Exercise details: Skip the images and return the records below exactly.

Extracted records:
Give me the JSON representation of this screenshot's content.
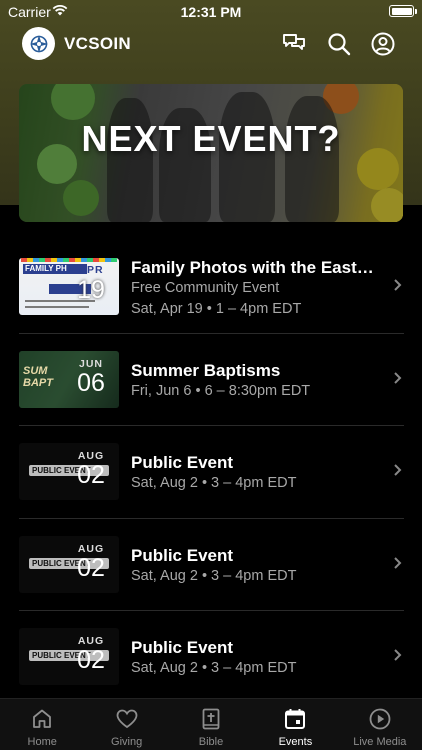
{
  "status_bar": {
    "carrier": "Carrier",
    "time": "12:31 PM"
  },
  "app_bar": {
    "brand": "VCSOIN"
  },
  "hero": {
    "title": "NEXT EVENT?"
  },
  "events": [
    {
      "title": "Family Photos with the Easter...",
      "subtitle": "Free Community Event",
      "date_line": "Sat, Apr 19 • 1 – 4pm EDT",
      "thumb_month": "APR",
      "thumb_day": "19"
    },
    {
      "title": "Summer Baptisms",
      "subtitle": "",
      "date_line": "Fri, Jun 6 • 6 – 8:30pm EDT",
      "thumb_month": "JUN",
      "thumb_day": "06"
    },
    {
      "title": "Public Event",
      "subtitle": "",
      "date_line": "Sat, Aug 2 • 3 – 4pm EDT",
      "thumb_month": "AUG",
      "thumb_day": "02"
    },
    {
      "title": "Public Event",
      "subtitle": "",
      "date_line": "Sat, Aug 2 • 3 – 4pm EDT",
      "thumb_month": "AUG",
      "thumb_day": "02"
    },
    {
      "title": "Public Event",
      "subtitle": "",
      "date_line": "Sat, Aug 2 • 3 – 4pm EDT",
      "thumb_month": "AUG",
      "thumb_day": "02"
    }
  ],
  "tab_bar": {
    "active": "events",
    "tabs": [
      {
        "id": "home",
        "label": "Home",
        "icon": "home-icon"
      },
      {
        "id": "giving",
        "label": "Giving",
        "icon": "heart-icon"
      },
      {
        "id": "bible",
        "label": "Bible",
        "icon": "bible-icon"
      },
      {
        "id": "events",
        "label": "Events",
        "icon": "calendar-icon"
      },
      {
        "id": "live_media",
        "label": "Live Media",
        "icon": "play-circle-icon"
      }
    ]
  },
  "colors": {
    "header_bg": "#3d3d1c",
    "background": "#000000",
    "subtext": "#a8a8a8",
    "tab_inactive": "#8e8e8e"
  }
}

Solution for this task:
Give me the JSON representation of this screenshot's content.
{
  "status_bar": {
    "carrier": "Carrier",
    "time": "12:31 PM"
  },
  "app_bar": {
    "brand": "VCSOIN"
  },
  "hero": {
    "title": "NEXT EVENT?"
  },
  "events": [
    {
      "title": "Family Photos with the Easter...",
      "subtitle": "Free Community Event",
      "date_line": "Sat, Apr 19 • 1 – 4pm EDT",
      "thumb_month": "APR",
      "thumb_day": "19"
    },
    {
      "title": "Summer Baptisms",
      "subtitle": "",
      "date_line": "Fri, Jun 6 • 6 – 8:30pm EDT",
      "thumb_month": "JUN",
      "thumb_day": "06"
    },
    {
      "title": "Public Event",
      "subtitle": "",
      "date_line": "Sat, Aug 2 • 3 – 4pm EDT",
      "thumb_month": "AUG",
      "thumb_day": "02"
    },
    {
      "title": "Public Event",
      "subtitle": "",
      "date_line": "Sat, Aug 2 • 3 – 4pm EDT",
      "thumb_month": "AUG",
      "thumb_day": "02"
    },
    {
      "title": "Public Event",
      "subtitle": "",
      "date_line": "Sat, Aug 2 • 3 – 4pm EDT",
      "thumb_month": "AUG",
      "thumb_day": "02"
    }
  ],
  "tab_bar": {
    "active": "events",
    "tabs": [
      {
        "id": "home",
        "label": "Home",
        "icon": "home-icon"
      },
      {
        "id": "giving",
        "label": "Giving",
        "icon": "heart-icon"
      },
      {
        "id": "bible",
        "label": "Bible",
        "icon": "bible-icon"
      },
      {
        "id": "events",
        "label": "Events",
        "icon": "calendar-icon"
      },
      {
        "id": "live_media",
        "label": "Live Media",
        "icon": "play-circle-icon"
      }
    ]
  },
  "colors": {
    "header_bg": "#3d3d1c",
    "background": "#000000",
    "subtext": "#a8a8a8",
    "tab_inactive": "#8e8e8e"
  }
}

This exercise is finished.